• [REQUIREMENT]
All of the entries need to be written out again, exactly as they are.

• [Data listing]
******************************
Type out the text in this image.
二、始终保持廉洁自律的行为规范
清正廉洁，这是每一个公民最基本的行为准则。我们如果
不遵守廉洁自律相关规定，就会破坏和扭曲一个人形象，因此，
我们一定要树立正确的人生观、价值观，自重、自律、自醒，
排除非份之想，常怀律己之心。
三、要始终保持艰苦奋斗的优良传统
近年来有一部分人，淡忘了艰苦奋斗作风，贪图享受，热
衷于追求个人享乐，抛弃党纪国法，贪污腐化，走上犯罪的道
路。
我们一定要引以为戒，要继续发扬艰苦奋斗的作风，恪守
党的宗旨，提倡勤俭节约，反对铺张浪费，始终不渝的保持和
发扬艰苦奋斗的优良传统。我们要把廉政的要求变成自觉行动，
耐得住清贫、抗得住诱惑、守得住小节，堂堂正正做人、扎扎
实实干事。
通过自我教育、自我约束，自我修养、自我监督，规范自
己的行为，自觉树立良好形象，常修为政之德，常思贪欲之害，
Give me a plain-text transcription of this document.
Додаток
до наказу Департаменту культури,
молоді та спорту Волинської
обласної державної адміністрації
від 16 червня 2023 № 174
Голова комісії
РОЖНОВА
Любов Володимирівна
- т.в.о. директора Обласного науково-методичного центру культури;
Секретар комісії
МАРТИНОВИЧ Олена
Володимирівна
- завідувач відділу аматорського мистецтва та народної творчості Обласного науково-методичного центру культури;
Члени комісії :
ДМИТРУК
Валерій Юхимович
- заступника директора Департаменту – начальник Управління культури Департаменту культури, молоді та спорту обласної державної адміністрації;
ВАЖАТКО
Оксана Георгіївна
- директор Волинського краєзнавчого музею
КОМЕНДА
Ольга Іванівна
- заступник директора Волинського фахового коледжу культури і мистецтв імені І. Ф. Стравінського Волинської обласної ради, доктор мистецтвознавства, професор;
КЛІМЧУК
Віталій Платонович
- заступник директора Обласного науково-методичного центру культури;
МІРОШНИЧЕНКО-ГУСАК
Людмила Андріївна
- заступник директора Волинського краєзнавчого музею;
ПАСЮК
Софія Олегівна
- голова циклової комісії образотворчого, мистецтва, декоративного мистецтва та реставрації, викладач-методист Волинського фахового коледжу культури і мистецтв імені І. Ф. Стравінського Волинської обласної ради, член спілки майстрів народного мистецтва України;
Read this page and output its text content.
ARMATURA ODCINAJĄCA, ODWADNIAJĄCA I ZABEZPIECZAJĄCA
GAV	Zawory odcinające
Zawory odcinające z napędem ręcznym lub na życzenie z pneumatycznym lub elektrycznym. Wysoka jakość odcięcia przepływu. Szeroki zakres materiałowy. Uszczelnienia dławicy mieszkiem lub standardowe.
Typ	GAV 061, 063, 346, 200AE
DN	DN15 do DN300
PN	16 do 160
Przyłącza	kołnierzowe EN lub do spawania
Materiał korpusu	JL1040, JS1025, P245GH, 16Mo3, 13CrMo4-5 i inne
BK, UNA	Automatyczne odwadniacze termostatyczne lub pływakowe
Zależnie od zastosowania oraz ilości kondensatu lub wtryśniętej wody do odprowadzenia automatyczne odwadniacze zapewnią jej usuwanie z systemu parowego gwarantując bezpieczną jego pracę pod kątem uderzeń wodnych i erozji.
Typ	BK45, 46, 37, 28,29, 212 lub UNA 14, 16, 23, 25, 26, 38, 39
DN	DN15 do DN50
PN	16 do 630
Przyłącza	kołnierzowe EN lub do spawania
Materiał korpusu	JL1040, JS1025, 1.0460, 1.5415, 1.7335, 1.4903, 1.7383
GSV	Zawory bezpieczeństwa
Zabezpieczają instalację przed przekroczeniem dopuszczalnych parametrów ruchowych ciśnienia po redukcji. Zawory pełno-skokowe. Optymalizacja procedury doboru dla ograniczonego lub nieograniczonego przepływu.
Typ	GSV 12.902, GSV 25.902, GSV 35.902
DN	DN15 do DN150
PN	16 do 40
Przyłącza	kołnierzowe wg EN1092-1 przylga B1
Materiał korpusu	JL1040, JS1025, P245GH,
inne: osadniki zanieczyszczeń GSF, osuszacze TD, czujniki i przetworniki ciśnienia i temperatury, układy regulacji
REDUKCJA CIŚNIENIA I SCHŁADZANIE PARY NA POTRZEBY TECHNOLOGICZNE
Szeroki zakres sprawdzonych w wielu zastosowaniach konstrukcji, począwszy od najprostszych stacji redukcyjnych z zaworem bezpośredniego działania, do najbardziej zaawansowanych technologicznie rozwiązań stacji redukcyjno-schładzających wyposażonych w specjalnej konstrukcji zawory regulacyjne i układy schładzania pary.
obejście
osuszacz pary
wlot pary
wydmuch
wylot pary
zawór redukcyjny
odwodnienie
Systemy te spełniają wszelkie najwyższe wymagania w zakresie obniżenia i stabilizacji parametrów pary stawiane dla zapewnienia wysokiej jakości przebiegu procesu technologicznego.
******************************
• [SOLVED EXERCISE]
Type out the text in this image.
二、始终保持廉洁自律的行为规范
清正廉洁，这是每一个公民最基本的行为准则。我们如果
不遵守廉洁自律相关规定，就会破坏和扭曲一个人形象，因此，
我们一定要树立正确的人生观、价值观，自重、自律、自醒，
排除非份之想，常怀律己之心。
三、要始终保持艰苦奋斗的优良传统
近年来有一部分人，淡忘了艰苦奋斗作风，贪图享受，热
衷于追求个人享乐，抛弃党纪国法，贪污腐化，走上犯罪的道
路。
我们一定要引以为戒，要继续发扬艰苦奋斗的作风，恪守
党的宗旨，提倡勤俭节约，反对铺张浪费，始终不渝的保持和
发扬艰苦奋斗的优良传统。我们要把廉政的要求变成自觉行动，
耐得住清贫、抗得住诱惑、守得住小节，堂堂正正做人、扎扎
实实干事。
通过自我教育、自我约束，自我修养、自我监督，规范自
己的行为，自觉树立良好形象，常修为政之德，常思贪欲之害，
Give me a plain-text transcription of this document.
Додаток
до наказу Департаменту культури,
молоді та спорту Волинської
обласної державної адміністрації
від 16 червня 2023 № 174
Голова комісії
РОЖНОВА
Любов Володимирівна
- т.в.о. директора Обласного науково-методичного центру культури;
Секретар комісії
МАРТИНОВИЧ Олена
Володимирівна
- завідувач відділу аматорського мистецтва та народної творчості Обласного науково-методичного центру культури;
Члени комісії :
ДМИТРУК
Валерій Юхимович
- заступника директора Департаменту – начальник Управління культури Департаменту культури, молоді та спорту обласної державної адміністрації;
ВАЖАТКО
Оксана Георгіївна
- директор Волинського краєзнавчого музею
КОМЕНДА
Ольга Іванівна
- заступник директора Волинського фахового коледжу культури і мистецтв імені І. Ф. Стравінського Волинської обласної ради, доктор мистецтвознавства, професор;
КЛІМЧУК
Віталій Платонович
- заступник директора Обласного науково-методичного центру культури;
МІРОШНИЧЕНКО-ГУСАК
Людмила Андріївна
- заступник директора Волинського краєзнавчого музею;
ПАСЮК
Софія Олегівна
- голова циклової комісії образотворчого, мистецтва, декоративного мистецтва та реставрації, викладач-методист Волинського фахового коледжу культури і мистецтв імені І. Ф. Стравінського Волинської обласної ради, член спілки майстрів народного мистецтва України;
Read this page and output its text content.
ARMATURA ODCINAJĄCA, ODWADNIAJĄCA I ZABEZPIECZAJĄCA
GAV	Zawory odcinające
Zawory odcinające z napędem ręcznym lub na życzenie z pneumatycznym lub elektrycznym. Wysoka jakość odcięcia przepływu. Szeroki zakres materiałowy. Uszczelnienia dławicy mieszkiem lub standardowe.
Typ	GAV 061, 063, 346, 200AE
DN	DN15 do DN300
PN	16 do 160
Przyłącza	kołnierzowe EN lub do spawania
Materiał korpusu	JL1040, JS1025, P245GH, 16Mo3, 13CrMo4-5 i inne
BK, UNA	Automatyczne odwadniacze termostatyczne lub pływakowe
Zależnie od zastosowania oraz ilości kondensatu lub wtryśniętej wody do odprowadzenia automatyczne odwadniacze zapewnią jej usuwanie z systemu parowego gwarantując bezpieczną jego pracę pod kątem uderzeń wodnych i erozji.
Typ	BK45, 46, 37, 28,29, 212 lub UNA 14, 16, 23, 25, 26, 38, 39
DN	DN15 do DN50
PN	16 do 630
Przyłącza	kołnierzowe EN lub do spawania
Materiał korpusu	JL1040, JS1025, 1.0460, 1.5415, 1.7335, 1.4903, 1.7383
GSV	Zawory bezpieczeństwa
Zabezpieczają instalację przed przekroczeniem dopuszczalnych parametrów ruchowych ciśnienia po redukcji. Zawory pełno-skokowe. Optymalizacja procedury doboru dla ograniczonego lub nieograniczonego przepływu.
Typ	GSV 12.902, GSV 25.902, GSV 35.902
DN	DN15 do DN150
PN	16 do 40
Przyłącza	kołnierzowe wg EN1092-1 przylga B1
Materiał korpusu	JL1040, JS1025, P245GH,
inne: osadniki zanieczyszczeń GSF, osuszacze TD, czujniki i przetworniki ciśnienia i temperatury, układy regulacji
REDUKCJA CIŚNIENIA I SCHŁADZANIE PARY NA POTRZEBY TECHNOLOGICZNE
Szeroki zakres sprawdzonych w wielu zastosowaniach konstrukcji, począwszy od najprostszych stacji redukcyjnych z zaworem bezpośredniego działania, do najbardziej zaawansowanych technologicznie rozwiązań stacji redukcyjno-schładzających wyposażonych w specjalnej konstrukcji zawory regulacyjne i układy schładzania pary.
obejście
osuszacz pary
wlot pary
wydmuch
wylot pary
zawór redukcyjny
odwodnienie
Systemy te spełniają wszelkie najwyższe wymagania w zakresie obniżenia i stabilizacji parametrów pary stawiane dla zapewnienia wysokiej jakości przebiegu procesu technologicznego.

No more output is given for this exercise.